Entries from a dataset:
======

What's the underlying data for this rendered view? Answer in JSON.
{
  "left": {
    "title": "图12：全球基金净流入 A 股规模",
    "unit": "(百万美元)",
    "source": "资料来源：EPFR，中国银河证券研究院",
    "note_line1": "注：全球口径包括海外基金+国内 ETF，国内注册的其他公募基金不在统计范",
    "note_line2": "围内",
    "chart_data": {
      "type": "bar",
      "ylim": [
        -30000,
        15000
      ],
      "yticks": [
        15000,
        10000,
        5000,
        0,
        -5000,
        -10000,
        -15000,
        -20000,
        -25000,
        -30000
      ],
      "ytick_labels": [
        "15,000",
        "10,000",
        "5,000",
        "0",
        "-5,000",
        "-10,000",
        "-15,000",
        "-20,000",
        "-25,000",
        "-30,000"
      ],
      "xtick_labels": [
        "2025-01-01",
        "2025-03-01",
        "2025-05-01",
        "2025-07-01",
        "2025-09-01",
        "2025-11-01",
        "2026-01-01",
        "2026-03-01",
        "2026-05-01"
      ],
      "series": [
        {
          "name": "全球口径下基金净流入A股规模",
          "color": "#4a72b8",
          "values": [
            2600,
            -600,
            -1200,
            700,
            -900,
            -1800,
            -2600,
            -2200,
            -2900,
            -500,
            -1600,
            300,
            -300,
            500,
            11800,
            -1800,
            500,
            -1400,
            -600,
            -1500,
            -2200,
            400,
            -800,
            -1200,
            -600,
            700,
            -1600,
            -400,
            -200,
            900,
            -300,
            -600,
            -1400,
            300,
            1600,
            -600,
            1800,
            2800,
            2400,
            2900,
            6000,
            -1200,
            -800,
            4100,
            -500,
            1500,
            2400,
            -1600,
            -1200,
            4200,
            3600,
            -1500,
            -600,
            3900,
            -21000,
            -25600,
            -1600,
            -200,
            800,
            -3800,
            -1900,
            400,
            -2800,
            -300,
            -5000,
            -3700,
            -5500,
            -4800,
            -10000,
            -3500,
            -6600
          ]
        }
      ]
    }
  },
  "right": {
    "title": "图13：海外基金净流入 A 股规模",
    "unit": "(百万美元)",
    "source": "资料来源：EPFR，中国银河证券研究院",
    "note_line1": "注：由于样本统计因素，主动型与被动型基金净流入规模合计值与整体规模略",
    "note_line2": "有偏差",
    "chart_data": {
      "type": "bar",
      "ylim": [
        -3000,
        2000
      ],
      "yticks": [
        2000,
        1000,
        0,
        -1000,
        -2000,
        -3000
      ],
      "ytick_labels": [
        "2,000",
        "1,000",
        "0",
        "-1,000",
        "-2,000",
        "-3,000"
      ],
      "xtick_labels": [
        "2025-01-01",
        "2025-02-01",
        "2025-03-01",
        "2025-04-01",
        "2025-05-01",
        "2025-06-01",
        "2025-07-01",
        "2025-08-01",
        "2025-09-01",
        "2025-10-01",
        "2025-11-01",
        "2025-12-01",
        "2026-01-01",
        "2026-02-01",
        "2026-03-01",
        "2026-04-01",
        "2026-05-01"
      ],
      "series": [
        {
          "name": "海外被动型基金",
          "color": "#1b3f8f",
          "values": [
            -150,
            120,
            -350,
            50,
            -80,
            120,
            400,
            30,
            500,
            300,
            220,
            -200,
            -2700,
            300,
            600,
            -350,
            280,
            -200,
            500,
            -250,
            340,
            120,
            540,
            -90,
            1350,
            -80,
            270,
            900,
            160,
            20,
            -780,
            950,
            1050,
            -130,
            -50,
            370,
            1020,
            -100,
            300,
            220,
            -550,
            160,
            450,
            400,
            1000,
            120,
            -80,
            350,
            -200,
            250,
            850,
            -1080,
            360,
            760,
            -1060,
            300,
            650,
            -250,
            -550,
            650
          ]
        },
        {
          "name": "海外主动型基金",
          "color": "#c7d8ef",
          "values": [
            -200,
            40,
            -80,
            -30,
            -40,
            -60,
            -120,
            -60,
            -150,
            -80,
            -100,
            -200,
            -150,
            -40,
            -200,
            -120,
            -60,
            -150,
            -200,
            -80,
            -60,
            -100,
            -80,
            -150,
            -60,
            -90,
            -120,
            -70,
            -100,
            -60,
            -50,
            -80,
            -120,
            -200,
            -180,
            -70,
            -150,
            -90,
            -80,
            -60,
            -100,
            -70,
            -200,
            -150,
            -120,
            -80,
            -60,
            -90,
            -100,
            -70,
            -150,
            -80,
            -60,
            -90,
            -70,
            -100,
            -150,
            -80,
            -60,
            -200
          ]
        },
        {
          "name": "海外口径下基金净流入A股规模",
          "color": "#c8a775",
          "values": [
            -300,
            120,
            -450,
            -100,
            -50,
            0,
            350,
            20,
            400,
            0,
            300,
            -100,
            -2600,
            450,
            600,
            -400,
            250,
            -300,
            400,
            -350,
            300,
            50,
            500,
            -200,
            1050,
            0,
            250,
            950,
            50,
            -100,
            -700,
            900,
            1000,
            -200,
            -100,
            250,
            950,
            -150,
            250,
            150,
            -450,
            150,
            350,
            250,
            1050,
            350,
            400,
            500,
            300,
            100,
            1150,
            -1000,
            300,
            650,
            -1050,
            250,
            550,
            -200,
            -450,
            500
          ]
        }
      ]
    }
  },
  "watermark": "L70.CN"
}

======

Faithfully copy every entry, leaving nothing out.

— Result of the task —
What's the underlying data for this rendered view? Answer in JSON.
{
  "left": {
    "title": "图12：全球基金净流入 A 股规模",
    "unit": "(百万美元)",
    "source": "资料来源：EPFR，中国银河证券研究院",
    "note_line1": "注：全球口径包括海外基金+国内 ETF，国内注册的其他公募基金不在统计范",
    "note_line2": "围内",
    "chart_data": {
      "type": "bar",
      "ylim": [
        -30000,
        15000
      ],
      "yticks": [
        15000,
        10000,
        5000,
        0,
        -5000,
        -10000,
        -15000,
        -20000,
        -25000,
        -30000
      ],
      "ytick_labels": [
        "15,000",
        "10,000",
        "5,000",
        "0",
        "-5,000",
        "-10,000",
        "-15,000",
        "-20,000",
        "-25,000",
        "-30,000"
      ],
      "xtick_labels": [
        "2025-01-01",
        "2025-03-01",
        "2025-05-01",
        "2025-07-01",
        "2025-09-01",
        "2025-11-01",
        "2026-01-01",
        "2026-03-01",
        "2026-05-01"
      ],
      "series": [
        {
          "name": "全球口径下基金净流入A股规模",
          "color": "#4a72b8",
          "values": [
            2600,
            -600,
            -1200,
            700,
            -900,
            -1800,
            -2600,
            -2200,
            -2900,
            -500,
            -1600,
            300,
            -300,
            500,
            11800,
            -1800,
            500,
            -1400,
            -600,
            -1500,
            -2200,
            400,
            -800,
            -1200,
            -600,
            700,
            -1600,
            -400,
            -200,
            900,
            -300,
            -600,
            -1400,
            300,
            1600,
            -600,
            1800,
            2800,
            2400,
            2900,
            6000,
            -1200,
            -800,
            4100,
            -500,
            1500,
            2400,
            -1600,
            -1200,
            4200,
            3600,
            -1500,
            -600,
            3900,
            -21000,
            -25600,
            -1600,
            -200,
            800,
            -3800,
            -1900,
            400,
            -2800,
            -300,
            -5000,
            -3700,
            -5500,
            -4800,
            -10000,
            -3500,
            -6600
          ]
        }
      ]
    }
  },
  "right": {
    "title": "图13：海外基金净流入 A 股规模",
    "unit": "(百万美元)",
    "source": "资料来源：EPFR，中国银河证券研究院",
    "note_line1": "注：由于样本统计因素，主动型与被动型基金净流入规模合计值与整体规模略",
    "note_line2": "有偏差",
    "chart_data": {
      "type": "bar",
      "ylim": [
        -3000,
        2000
      ],
      "yticks": [
        2000,
        1000,
        0,
        -1000,
        -2000,
        -3000
      ],
      "ytick_labels": [
        "2,000",
        "1,000",
        "0",
        "-1,000",
        "-2,000",
        "-3,000"
      ],
      "xtick_labels": [
        "2025-01-01",
        "2025-02-01",
        "2025-03-01",
        "2025-04-01",
        "2025-05-01",
        "2025-06-01",
        "2025-07-01",
        "2025-08-01",
        "2025-09-01",
        "2025-10-01",
        "2025-11-01",
        "2025-12-01",
        "2026-01-01",
        "2026-02-01",
        "2026-03-01",
        "2026-04-01",
        "2026-05-01"
      ],
      "series": [
        {
          "name": "海外被动型基金",
          "color": "#1b3f8f",
          "values": [
            -150,
            120,
            -350,
            50,
            -80,
            120,
            400,
            30,
            500,
            300,
            220,
            -200,
            -2700,
            300,
            600,
            -350,
            280,
            -200,
            500,
            -250,
            340,
            120,
            540,
            -90,
            1350,
            -80,
            270,
            900,
            160,
            20,
            -780,
            950,
            1050,
            -130,
            -50,
            370,
            1020,
            -100,
            300,
            220,
            -550,
            160,
            450,
            400,
            1000,
            120,
            -80,
            350,
            -200,
            250,
            850,
            -1080,
            360,
            760,
            -1060,
            300,
            650,
            -250,
            -550,
            650
          ]
        },
        {
          "name": "海外主动型基金",
          "color": "#c7d8ef",
          "values": [
            -200,
            40,
            -80,
            -30,
            -40,
            -60,
            -120,
            -60,
            -150,
            -80,
            -100,
            -200,
            -150,
            -40,
            -200,
            -120,
            -60,
            -150,
            -200,
            -80,
            -60,
            -100,
            -80,
            -150,
            -60,
            -90,
            -120,
            -70,
            -100,
            -60,
            -50,
            -80,
            -120,
            -200,
            -180,
            -70,
            -150,
            -90,
            -80,
            -60,
            -100,
            -70,
            -200,
            -150,
            -120,
            -80,
            -60,
            -90,
            -100,
            -70,
            -150,
            -80,
            -60,
            -90,
            -70,
            -100,
            -150,
            -80,
            -60,
            -200
          ]
        },
        {
          "name": "海外口径下基金净流入A股规模",
          "color": "#c8a775",
          "values": [
            -300,
            120,
            -450,
            -100,
            -50,
            0,
            350,
            20,
            400,
            0,
            300,
            -100,
            -2600,
            450,
            600,
            -400,
            250,
            -300,
            400,
            -350,
            300,
            50,
            500,
            -200,
            1050,
            0,
            250,
            950,
            50,
            -100,
            -700,
            900,
            1000,
            -200,
            -100,
            250,
            950,
            -150,
            250,
            150,
            -450,
            150,
            350,
            250,
            1050,
            350,
            400,
            500,
            300,
            100,
            1150,
            -1000,
            300,
            650,
            -1050,
            250,
            550,
            -200,
            -450,
            500
          ]
        }
      ]
    }
  },
  "watermark": "L70.CN"
}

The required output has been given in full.